## Task instructions
Collect each line holding the string "except".

## Record set
· · · · · · ·

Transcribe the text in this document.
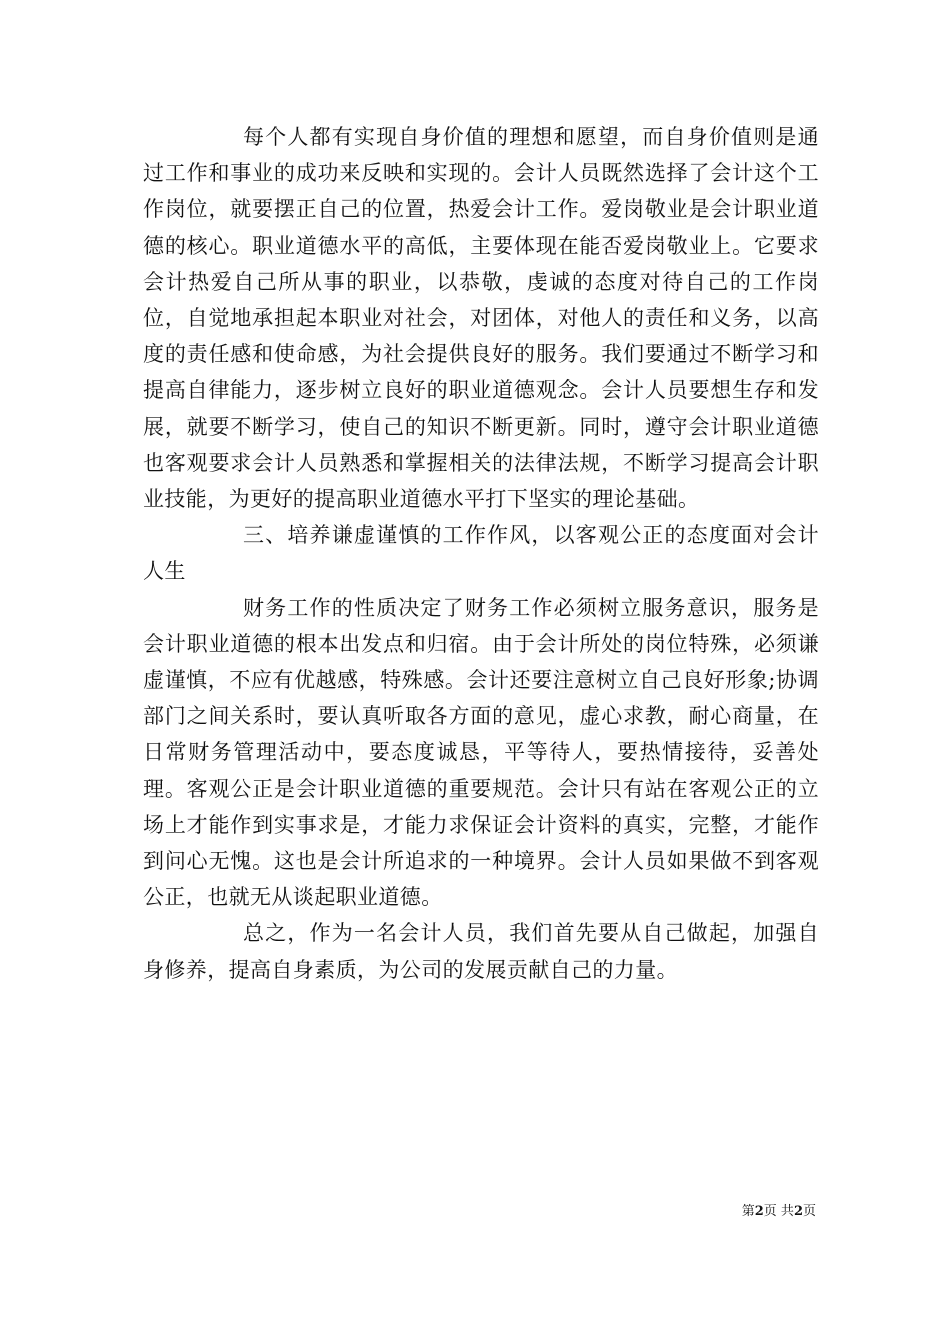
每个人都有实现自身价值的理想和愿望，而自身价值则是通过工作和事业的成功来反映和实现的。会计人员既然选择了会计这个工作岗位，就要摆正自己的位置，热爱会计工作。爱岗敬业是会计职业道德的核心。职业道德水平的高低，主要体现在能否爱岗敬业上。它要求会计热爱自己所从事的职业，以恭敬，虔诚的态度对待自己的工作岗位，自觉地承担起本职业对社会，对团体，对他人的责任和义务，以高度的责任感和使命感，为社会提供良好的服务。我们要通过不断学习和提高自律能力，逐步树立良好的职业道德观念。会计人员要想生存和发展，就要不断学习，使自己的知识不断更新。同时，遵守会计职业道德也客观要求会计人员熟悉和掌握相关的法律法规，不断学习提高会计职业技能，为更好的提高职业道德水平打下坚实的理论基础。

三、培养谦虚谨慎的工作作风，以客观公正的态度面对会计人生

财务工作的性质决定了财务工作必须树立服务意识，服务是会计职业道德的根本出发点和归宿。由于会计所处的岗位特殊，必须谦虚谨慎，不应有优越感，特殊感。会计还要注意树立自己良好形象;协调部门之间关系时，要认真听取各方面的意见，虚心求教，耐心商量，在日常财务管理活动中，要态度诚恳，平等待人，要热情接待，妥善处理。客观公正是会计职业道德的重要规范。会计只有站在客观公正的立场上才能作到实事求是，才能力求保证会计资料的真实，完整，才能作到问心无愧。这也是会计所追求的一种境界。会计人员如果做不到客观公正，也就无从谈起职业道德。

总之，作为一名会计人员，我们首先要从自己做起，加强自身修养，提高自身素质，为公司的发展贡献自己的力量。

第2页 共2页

· · · · · · ·

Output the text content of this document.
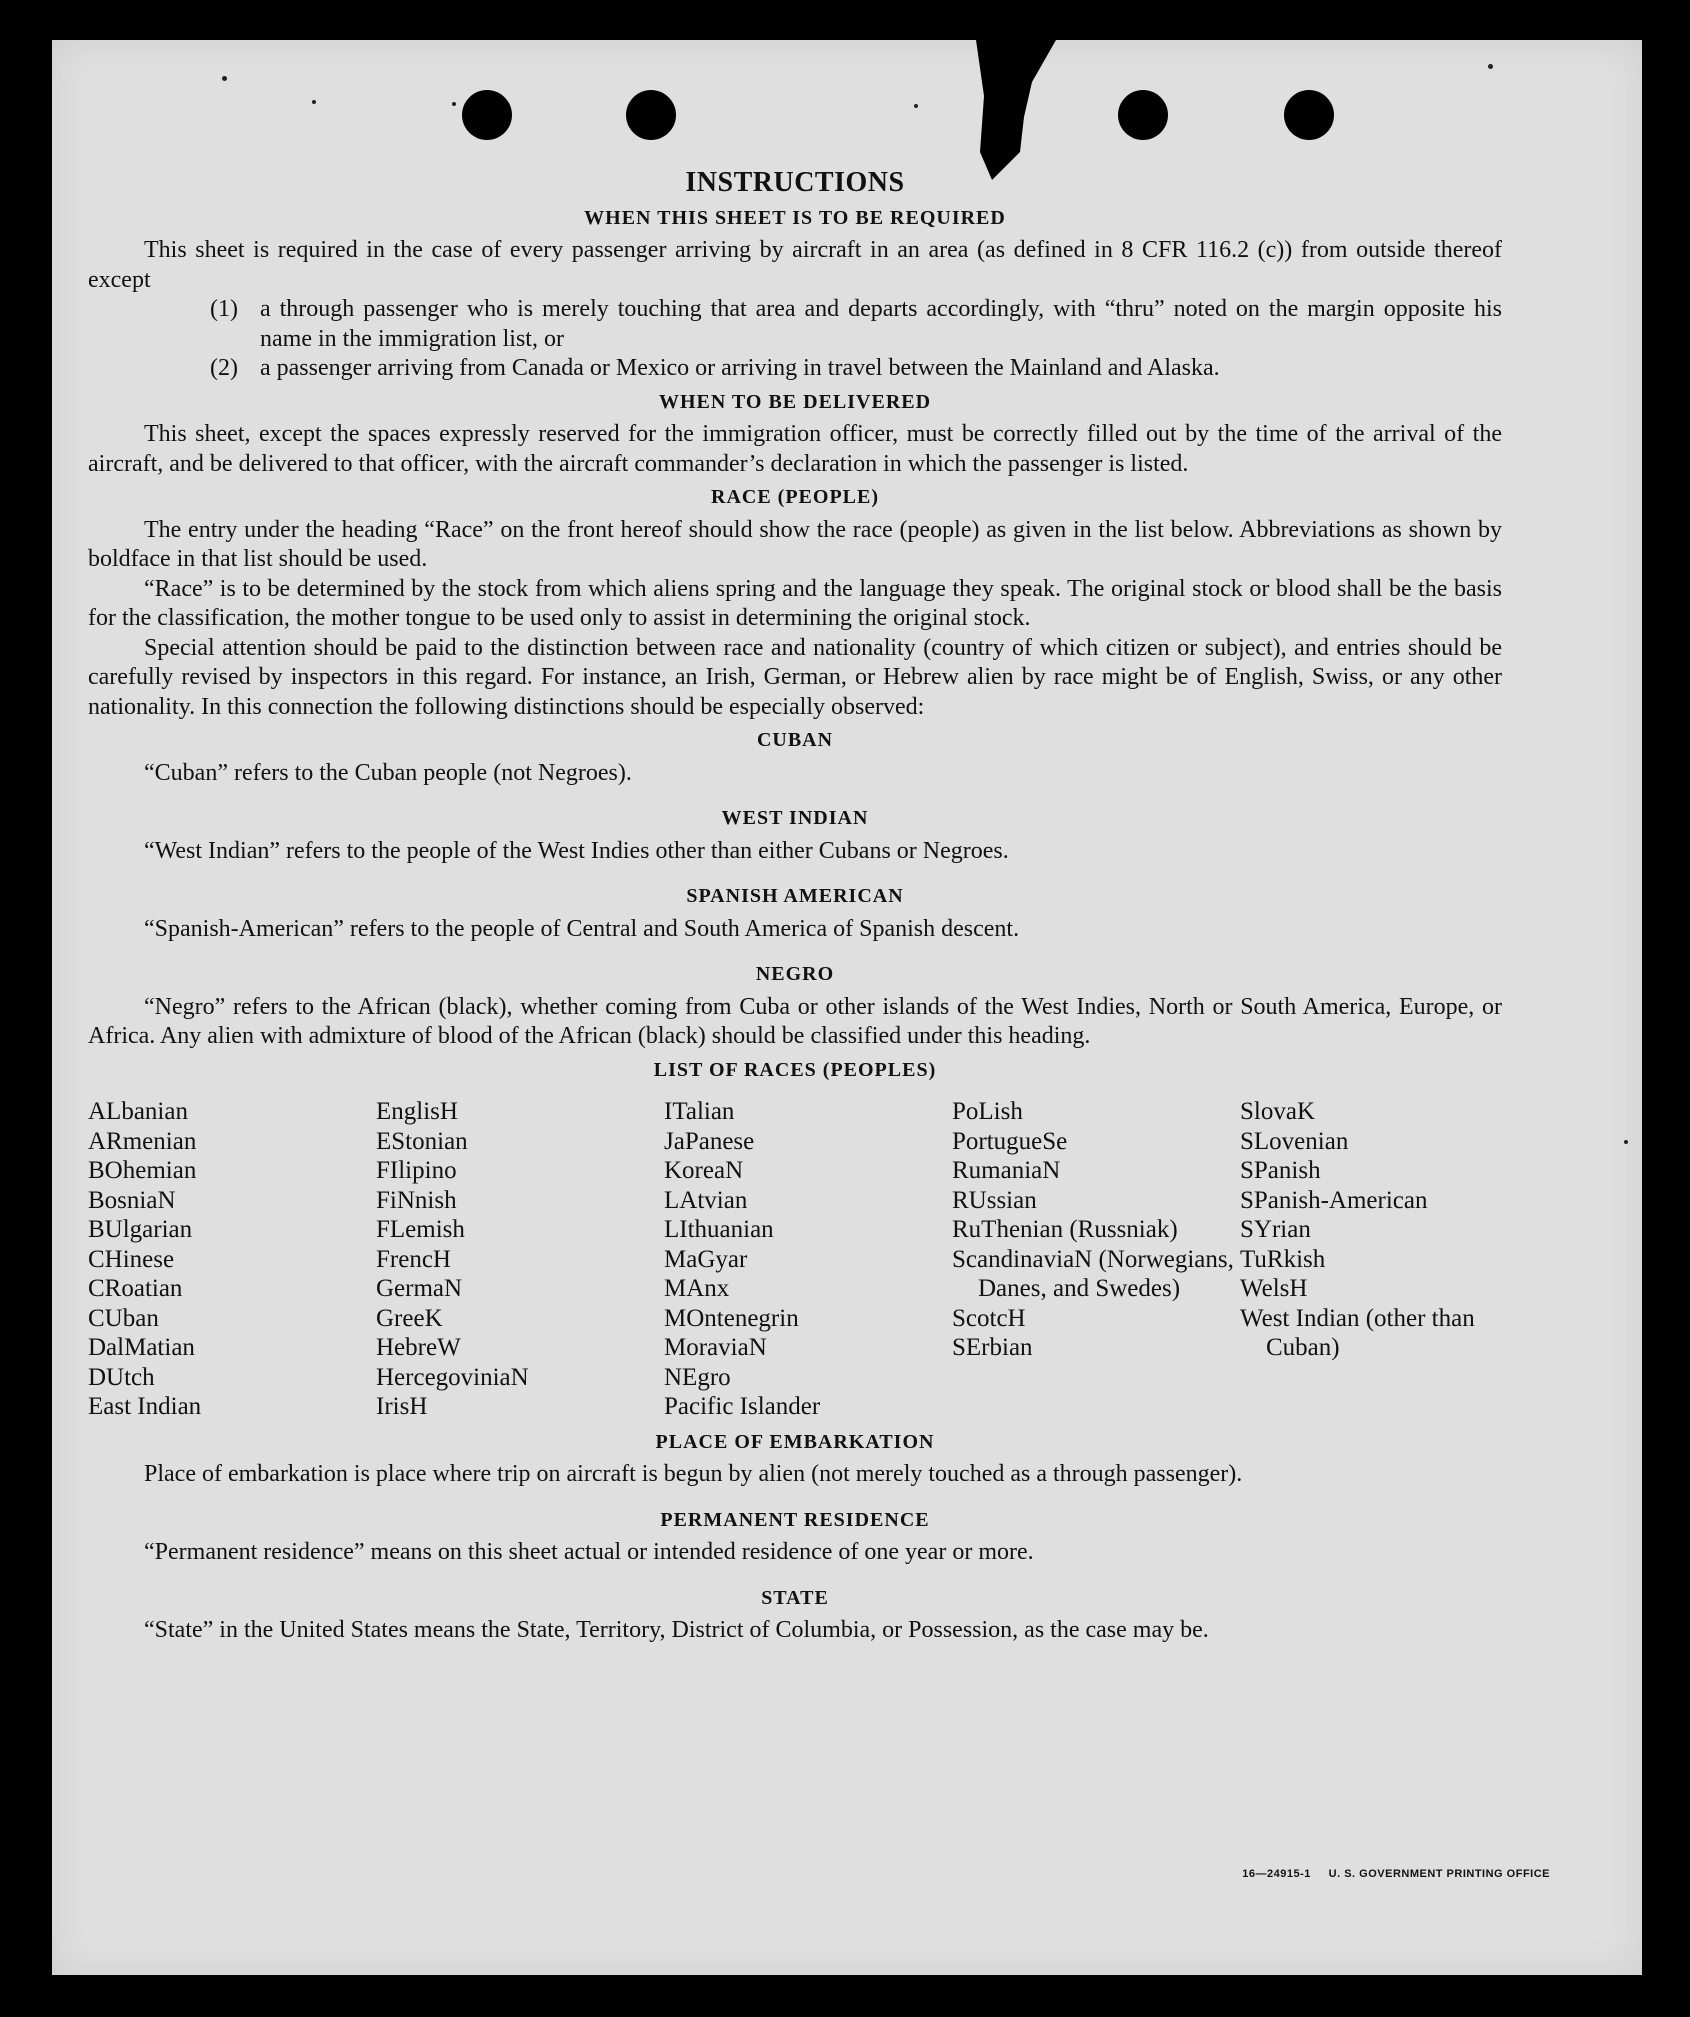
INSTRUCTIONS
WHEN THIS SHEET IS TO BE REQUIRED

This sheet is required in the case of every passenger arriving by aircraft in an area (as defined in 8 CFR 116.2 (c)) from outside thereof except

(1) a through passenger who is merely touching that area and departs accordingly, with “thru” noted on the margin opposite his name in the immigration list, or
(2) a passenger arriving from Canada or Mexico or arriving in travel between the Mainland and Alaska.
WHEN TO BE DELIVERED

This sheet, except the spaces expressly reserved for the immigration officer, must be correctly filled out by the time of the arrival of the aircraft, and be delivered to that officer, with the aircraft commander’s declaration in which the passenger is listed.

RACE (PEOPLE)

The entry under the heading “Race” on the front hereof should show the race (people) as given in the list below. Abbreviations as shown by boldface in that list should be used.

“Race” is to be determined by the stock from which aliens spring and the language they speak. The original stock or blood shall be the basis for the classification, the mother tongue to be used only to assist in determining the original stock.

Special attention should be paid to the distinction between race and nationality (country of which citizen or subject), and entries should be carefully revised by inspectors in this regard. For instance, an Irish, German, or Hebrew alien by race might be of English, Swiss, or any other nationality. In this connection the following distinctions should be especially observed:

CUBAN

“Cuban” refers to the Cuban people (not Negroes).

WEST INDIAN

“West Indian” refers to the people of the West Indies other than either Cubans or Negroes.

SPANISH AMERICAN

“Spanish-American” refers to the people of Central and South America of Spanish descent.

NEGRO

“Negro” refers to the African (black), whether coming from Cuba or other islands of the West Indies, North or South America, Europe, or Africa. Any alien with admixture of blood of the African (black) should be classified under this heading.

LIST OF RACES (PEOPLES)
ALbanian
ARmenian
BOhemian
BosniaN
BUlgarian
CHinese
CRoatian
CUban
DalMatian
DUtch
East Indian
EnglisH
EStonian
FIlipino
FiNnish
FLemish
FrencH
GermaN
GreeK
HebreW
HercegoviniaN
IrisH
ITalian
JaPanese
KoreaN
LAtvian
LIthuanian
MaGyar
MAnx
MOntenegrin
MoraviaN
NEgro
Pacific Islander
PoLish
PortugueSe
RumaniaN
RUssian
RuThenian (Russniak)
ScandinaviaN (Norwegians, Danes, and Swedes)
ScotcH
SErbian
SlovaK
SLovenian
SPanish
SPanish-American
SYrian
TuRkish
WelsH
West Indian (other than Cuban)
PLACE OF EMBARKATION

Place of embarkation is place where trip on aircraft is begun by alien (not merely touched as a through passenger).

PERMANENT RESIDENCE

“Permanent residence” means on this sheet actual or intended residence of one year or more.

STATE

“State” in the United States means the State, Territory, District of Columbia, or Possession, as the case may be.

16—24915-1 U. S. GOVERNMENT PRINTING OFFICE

· · · · · · ·

## Task output
This sheet is required in the case of every passenger arriving by aircraft in an area (as defined in 8 CFR 116.2 (c)) from outside thereof except
This sheet, except the spaces expressly reserved for the immigration officer, must be correctly filled out by the time of the arrival of the aircraft, and be delivered to that officer, with the aircraft commander’s declaration in which the passenger is listed.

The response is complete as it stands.